* [HOW TO COMPLETE THIS TASK] In the post about the lost ring, when was the visit to the farm arranged?

* [EXCERPT TO READ]

------------------------------

Maintained by Micaela Levachyov

Another one lost in the straw!

I received this email from the ‘Contact Us’ form on the website on Saturday:-

Subject: Lost ring

Message Body:
Today I have lost a very sentimental ring in my horse’s stable.  We have searched by hand for literally hours!  Please would it be possible for someone to help. We have moved the horse out and locked the door.  I know the ring is in there as I felt it fall off.  I think you have been to our farm in the past to use our fields for detecting in South Godstone, Surrey.


This mail is sent via contact form on wkdc.co.uk http://wkdc.co.uk

Seeing as the horse had been ‘locked out’ and this was potentially a club site I thought it necessary for a quick response to this SOS. Arrangements were made for me to attend the farm on Monday at about midday (M25 permitting). During Sunday night and Monday morning the rain poured down and the A22 south of Godstone required a boat to pass rather than a small car – but I made it, thankfully, slightly early.

------------------------------

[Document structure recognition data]
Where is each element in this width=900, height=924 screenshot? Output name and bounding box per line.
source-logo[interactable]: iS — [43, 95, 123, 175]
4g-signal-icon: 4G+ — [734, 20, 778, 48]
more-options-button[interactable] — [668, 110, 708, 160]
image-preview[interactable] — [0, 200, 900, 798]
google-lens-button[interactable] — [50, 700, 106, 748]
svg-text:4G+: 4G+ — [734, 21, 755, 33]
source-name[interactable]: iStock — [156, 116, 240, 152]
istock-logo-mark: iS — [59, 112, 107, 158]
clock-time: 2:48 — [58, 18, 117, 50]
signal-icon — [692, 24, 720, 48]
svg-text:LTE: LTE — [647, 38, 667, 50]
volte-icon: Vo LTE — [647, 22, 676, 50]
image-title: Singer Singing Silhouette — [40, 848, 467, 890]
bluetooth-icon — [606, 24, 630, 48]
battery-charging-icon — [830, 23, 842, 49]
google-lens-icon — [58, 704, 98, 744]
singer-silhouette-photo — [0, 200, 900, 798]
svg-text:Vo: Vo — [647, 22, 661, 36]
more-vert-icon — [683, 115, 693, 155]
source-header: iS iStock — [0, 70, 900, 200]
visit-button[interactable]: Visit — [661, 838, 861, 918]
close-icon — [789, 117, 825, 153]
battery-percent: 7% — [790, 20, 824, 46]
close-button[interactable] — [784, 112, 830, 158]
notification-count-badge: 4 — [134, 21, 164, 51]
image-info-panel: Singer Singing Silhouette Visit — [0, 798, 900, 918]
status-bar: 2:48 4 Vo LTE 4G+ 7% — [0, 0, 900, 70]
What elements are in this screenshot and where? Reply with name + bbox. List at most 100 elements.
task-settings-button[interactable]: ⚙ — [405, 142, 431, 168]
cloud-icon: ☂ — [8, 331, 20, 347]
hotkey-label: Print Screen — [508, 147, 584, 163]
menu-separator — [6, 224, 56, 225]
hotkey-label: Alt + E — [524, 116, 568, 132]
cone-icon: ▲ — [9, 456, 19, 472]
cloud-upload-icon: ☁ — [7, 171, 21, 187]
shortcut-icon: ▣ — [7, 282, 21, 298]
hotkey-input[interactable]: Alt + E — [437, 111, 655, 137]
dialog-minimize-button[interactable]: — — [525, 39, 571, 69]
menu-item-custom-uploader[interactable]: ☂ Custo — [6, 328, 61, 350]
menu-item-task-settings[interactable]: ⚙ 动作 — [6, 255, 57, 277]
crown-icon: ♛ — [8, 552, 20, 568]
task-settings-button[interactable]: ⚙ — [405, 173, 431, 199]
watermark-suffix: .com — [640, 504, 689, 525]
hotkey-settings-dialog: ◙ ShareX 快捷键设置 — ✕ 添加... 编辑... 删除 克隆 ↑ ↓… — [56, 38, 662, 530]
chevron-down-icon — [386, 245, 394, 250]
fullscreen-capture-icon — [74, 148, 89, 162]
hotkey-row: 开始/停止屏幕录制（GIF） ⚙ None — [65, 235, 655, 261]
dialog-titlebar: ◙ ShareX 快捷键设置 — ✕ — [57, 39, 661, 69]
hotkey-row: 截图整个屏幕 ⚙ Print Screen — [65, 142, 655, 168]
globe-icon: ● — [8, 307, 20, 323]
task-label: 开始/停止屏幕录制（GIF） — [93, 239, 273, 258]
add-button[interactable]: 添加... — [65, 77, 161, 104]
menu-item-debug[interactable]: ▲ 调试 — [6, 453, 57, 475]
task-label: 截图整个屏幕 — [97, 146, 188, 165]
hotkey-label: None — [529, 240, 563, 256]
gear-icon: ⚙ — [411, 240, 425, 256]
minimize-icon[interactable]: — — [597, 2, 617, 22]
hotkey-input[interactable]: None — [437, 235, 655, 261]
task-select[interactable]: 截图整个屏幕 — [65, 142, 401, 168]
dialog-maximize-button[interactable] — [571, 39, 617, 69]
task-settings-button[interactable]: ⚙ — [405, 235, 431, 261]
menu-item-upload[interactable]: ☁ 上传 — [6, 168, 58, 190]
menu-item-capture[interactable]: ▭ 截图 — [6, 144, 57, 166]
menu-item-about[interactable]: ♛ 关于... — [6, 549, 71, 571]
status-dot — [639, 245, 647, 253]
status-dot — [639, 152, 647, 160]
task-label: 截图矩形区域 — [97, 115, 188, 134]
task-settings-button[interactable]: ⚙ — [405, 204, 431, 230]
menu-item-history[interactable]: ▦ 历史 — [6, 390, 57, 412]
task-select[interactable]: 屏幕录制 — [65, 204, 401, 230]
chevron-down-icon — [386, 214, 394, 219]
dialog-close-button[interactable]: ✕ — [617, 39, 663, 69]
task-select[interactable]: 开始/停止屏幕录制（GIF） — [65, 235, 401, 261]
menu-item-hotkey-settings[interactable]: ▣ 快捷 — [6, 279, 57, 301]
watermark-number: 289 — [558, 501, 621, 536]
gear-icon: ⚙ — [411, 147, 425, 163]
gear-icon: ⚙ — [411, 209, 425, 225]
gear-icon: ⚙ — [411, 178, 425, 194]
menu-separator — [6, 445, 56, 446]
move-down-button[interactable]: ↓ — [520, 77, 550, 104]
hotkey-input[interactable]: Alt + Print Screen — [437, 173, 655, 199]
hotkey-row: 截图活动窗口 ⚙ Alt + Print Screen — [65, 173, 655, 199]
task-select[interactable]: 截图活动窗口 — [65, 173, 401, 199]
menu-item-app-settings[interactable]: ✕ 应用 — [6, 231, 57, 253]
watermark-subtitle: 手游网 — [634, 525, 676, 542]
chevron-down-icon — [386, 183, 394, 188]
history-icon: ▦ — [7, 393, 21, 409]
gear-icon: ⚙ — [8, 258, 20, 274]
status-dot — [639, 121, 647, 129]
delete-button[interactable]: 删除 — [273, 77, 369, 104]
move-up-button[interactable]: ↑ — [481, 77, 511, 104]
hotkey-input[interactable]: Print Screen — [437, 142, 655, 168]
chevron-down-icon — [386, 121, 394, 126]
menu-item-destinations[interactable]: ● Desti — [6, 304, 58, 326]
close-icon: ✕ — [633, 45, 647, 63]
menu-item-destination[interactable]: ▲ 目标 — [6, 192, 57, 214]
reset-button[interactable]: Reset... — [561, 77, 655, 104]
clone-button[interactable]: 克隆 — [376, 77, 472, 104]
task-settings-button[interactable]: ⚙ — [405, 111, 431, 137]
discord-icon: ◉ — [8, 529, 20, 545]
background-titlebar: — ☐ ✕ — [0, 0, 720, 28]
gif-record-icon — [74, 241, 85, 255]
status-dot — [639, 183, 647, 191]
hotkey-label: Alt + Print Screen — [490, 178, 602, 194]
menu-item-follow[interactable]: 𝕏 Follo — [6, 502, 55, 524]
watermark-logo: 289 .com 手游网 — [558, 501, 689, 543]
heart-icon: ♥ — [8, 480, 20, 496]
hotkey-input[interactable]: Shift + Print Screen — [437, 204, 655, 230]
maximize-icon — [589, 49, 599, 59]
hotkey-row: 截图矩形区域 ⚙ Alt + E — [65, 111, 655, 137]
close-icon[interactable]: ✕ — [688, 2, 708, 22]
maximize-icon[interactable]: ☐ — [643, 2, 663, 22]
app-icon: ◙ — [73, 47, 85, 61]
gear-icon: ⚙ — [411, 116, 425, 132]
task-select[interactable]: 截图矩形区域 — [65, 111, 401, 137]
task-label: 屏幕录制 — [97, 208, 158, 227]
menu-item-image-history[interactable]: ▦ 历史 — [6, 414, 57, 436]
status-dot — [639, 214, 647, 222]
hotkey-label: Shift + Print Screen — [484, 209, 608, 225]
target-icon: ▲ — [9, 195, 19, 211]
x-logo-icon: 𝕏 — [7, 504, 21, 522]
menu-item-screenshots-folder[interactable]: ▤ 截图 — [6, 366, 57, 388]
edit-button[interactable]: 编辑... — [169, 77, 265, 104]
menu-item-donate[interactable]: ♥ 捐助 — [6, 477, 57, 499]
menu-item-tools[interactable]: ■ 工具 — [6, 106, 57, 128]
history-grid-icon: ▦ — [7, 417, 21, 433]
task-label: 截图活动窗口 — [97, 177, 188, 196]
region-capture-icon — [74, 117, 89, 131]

------------------------------

* [WRITTEN ANSWER] On Monday at about midday.